> _Goal of the exercise_
Repeat each record below exactly as given.
-- Start of The input --
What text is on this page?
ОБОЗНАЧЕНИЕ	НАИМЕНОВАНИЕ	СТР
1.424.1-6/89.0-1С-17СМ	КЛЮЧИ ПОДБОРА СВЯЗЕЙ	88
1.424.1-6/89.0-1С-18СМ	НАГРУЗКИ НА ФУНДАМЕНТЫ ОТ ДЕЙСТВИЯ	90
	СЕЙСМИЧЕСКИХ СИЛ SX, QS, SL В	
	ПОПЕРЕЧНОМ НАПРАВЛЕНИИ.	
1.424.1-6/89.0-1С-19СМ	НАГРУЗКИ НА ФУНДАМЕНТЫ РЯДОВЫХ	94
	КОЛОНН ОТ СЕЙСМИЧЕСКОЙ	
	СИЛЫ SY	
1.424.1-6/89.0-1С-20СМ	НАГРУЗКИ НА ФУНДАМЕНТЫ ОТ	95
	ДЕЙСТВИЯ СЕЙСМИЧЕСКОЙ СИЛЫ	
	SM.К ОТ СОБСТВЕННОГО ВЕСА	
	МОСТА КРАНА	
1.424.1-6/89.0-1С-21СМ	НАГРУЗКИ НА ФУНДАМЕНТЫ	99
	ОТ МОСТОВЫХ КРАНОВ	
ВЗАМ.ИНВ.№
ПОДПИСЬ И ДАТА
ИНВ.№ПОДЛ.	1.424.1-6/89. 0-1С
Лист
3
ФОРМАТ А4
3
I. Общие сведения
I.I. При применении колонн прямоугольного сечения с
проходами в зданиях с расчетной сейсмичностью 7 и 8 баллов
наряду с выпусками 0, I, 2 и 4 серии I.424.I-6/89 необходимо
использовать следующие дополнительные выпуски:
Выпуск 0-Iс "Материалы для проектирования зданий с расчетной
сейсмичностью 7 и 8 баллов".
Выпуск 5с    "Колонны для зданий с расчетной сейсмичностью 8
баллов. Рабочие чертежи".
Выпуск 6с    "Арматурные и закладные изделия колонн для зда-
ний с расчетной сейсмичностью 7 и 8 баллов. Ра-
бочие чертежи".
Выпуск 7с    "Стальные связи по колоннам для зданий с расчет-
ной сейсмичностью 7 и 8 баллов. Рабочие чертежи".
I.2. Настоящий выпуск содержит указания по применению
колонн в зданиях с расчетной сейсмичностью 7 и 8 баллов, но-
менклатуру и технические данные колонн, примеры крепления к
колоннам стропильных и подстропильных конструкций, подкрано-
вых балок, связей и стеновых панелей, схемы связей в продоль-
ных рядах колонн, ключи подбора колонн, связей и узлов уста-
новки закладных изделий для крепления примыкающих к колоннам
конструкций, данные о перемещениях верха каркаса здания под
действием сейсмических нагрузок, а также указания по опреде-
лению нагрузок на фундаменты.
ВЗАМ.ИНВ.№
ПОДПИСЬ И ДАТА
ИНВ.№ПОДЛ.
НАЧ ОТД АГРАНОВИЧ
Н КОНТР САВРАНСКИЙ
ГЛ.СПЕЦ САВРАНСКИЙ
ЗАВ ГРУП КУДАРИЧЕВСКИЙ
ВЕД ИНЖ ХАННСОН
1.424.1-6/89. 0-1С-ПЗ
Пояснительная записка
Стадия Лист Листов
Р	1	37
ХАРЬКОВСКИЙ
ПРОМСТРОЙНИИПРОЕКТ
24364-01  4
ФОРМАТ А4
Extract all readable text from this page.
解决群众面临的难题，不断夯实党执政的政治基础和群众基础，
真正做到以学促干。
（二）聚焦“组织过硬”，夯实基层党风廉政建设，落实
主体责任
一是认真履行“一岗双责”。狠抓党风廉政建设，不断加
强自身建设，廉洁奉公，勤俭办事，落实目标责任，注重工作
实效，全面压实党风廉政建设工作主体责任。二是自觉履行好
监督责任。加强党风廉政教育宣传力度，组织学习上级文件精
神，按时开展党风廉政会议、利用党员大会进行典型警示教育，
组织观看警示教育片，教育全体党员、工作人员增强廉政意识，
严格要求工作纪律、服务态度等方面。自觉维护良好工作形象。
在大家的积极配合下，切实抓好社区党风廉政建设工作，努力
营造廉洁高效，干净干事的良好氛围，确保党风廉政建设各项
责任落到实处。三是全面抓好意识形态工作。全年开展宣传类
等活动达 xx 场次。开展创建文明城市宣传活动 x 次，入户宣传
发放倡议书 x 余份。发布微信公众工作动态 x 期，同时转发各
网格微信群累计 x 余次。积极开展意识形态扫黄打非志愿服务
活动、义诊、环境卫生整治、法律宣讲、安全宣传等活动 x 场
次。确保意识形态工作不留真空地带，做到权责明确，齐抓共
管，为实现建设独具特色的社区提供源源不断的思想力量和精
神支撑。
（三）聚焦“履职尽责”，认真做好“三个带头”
-- End of The input --
> _Reply to the exercise_
What text is on this page?
ОБОЗНАЧЕНИЕ	НАИМЕНОВАНИЕ	СТР
1.424.1-6/89.0-1С-17СМ	КЛЮЧИ ПОДБОРА СВЯЗЕЙ	88
1.424.1-6/89.0-1С-18СМ	НАГРУЗКИ НА ФУНДАМЕНТЫ ОТ ДЕЙСТВИЯ	90
	СЕЙСМИЧЕСКИХ СИЛ SX, QS, SL В	
	ПОПЕРЕЧНОМ НАПРАВЛЕНИИ.	
1.424.1-6/89.0-1С-19СМ	НАГРУЗКИ НА ФУНДАМЕНТЫ РЯДОВЫХ	94
	КОЛОНН ОТ СЕЙСМИЧЕСКОЙ	
	СИЛЫ SY	
1.424.1-6/89.0-1С-20СМ	НАГРУЗКИ НА ФУНДАМЕНТЫ ОТ	95
	ДЕЙСТВИЯ СЕЙСМИЧЕСКОЙ СИЛЫ	
	SM.К ОТ СОБСТВЕННОГО ВЕСА	
	МОСТА КРАНА	
1.424.1-6/89.0-1С-21СМ	НАГРУЗКИ НА ФУНДАМЕНТЫ	99
	ОТ МОСТОВЫХ КРАНОВ	
ВЗАМ.ИНВ.№
ПОДПИСЬ И ДАТА
ИНВ.№ПОДЛ.	1.424.1-6/89. 0-1С
Лист
3
ФОРМАТ А4
3
I. Общие сведения
I.I. При применении колонн прямоугольного сечения с
проходами в зданиях с расчетной сейсмичностью 7 и 8 баллов
наряду с выпусками 0, I, 2 и 4 серии I.424.I-6/89 необходимо
использовать следующие дополнительные выпуски:
Выпуск 0-Iс "Материалы для проектирования зданий с расчетной
сейсмичностью 7 и 8 баллов".
Выпуск 5с    "Колонны для зданий с расчетной сейсмичностью 8
баллов. Рабочие чертежи".
Выпуск 6с    "Арматурные и закладные изделия колонн для зда-
ний с расчетной сейсмичностью 7 и 8 баллов. Ра-
бочие чертежи".
Выпуск 7с    "Стальные связи по колоннам для зданий с расчет-
ной сейсмичностью 7 и 8 баллов. Рабочие чертежи".
I.2. Настоящий выпуск содержит указания по применению
колонн в зданиях с расчетной сейсмичностью 7 и 8 баллов, но-
менклатуру и технические данные колонн, примеры крепления к
колоннам стропильных и подстропильных конструкций, подкрано-
вых балок, связей и стеновых панелей, схемы связей в продоль-
ных рядах колонн, ключи подбора колонн, связей и узлов уста-
новки закладных изделий для крепления примыкающих к колоннам
конструкций, данные о перемещениях верха каркаса здания под
действием сейсмических нагрузок, а также указания по опреде-
лению нагрузок на фундаменты.
ВЗАМ.ИНВ.№
ПОДПИСЬ И ДАТА
ИНВ.№ПОДЛ.
НАЧ ОТД АГРАНОВИЧ
Н КОНТР САВРАНСКИЙ
ГЛ.СПЕЦ САВРАНСКИЙ
ЗАВ ГРУП КУДАРИЧЕВСКИЙ
ВЕД ИНЖ ХАННСОН
1.424.1-6/89. 0-1С-ПЗ
Пояснительная записка
Стадия Лист Листов
Р	1	37
ХАРЬКОВСКИЙ
ПРОМСТРОЙНИИПРОЕКТ
24364-01  4
ФОРМАТ А4
Extract all readable text from this page.
解决群众面临的难题，不断夯实党执政的政治基础和群众基础，
真正做到以学促干。
（二）聚焦“组织过硬”，夯实基层党风廉政建设，落实
主体责任
一是认真履行“一岗双责”。狠抓党风廉政建设，不断加
强自身建设，廉洁奉公，勤俭办事，落实目标责任，注重工作
实效，全面压实党风廉政建设工作主体责任。二是自觉履行好
监督责任。加强党风廉政教育宣传力度，组织学习上级文件精
神，按时开展党风廉政会议、利用党员大会进行典型警示教育，
组织观看警示教育片，教育全体党员、工作人员增强廉政意识，
严格要求工作纪律、服务态度等方面。自觉维护良好工作形象。
在大家的积极配合下，切实抓好社区党风廉政建设工作，努力
营造廉洁高效，干净干事的良好氛围，确保党风廉政建设各项
责任落到实处。三是全面抓好意识形态工作。全年开展宣传类
等活动达 xx 场次。开展创建文明城市宣传活动 x 次，入户宣传
发放倡议书 x 余份。发布微信公众工作动态 x 期，同时转发各
网格微信群累计 x 余次。积极开展意识形态扫黄打非志愿服务
活动、义诊、环境卫生整治、法律宣讲、安全宣传等活动 x 场
次。确保意识形态工作不留真空地带，做到权责明确，齐抓共
管，为实现建设独具特色的社区提供源源不断的思想力量和精
神支撑。
（三）聚焦“履职尽责”，认真做好“三个带头”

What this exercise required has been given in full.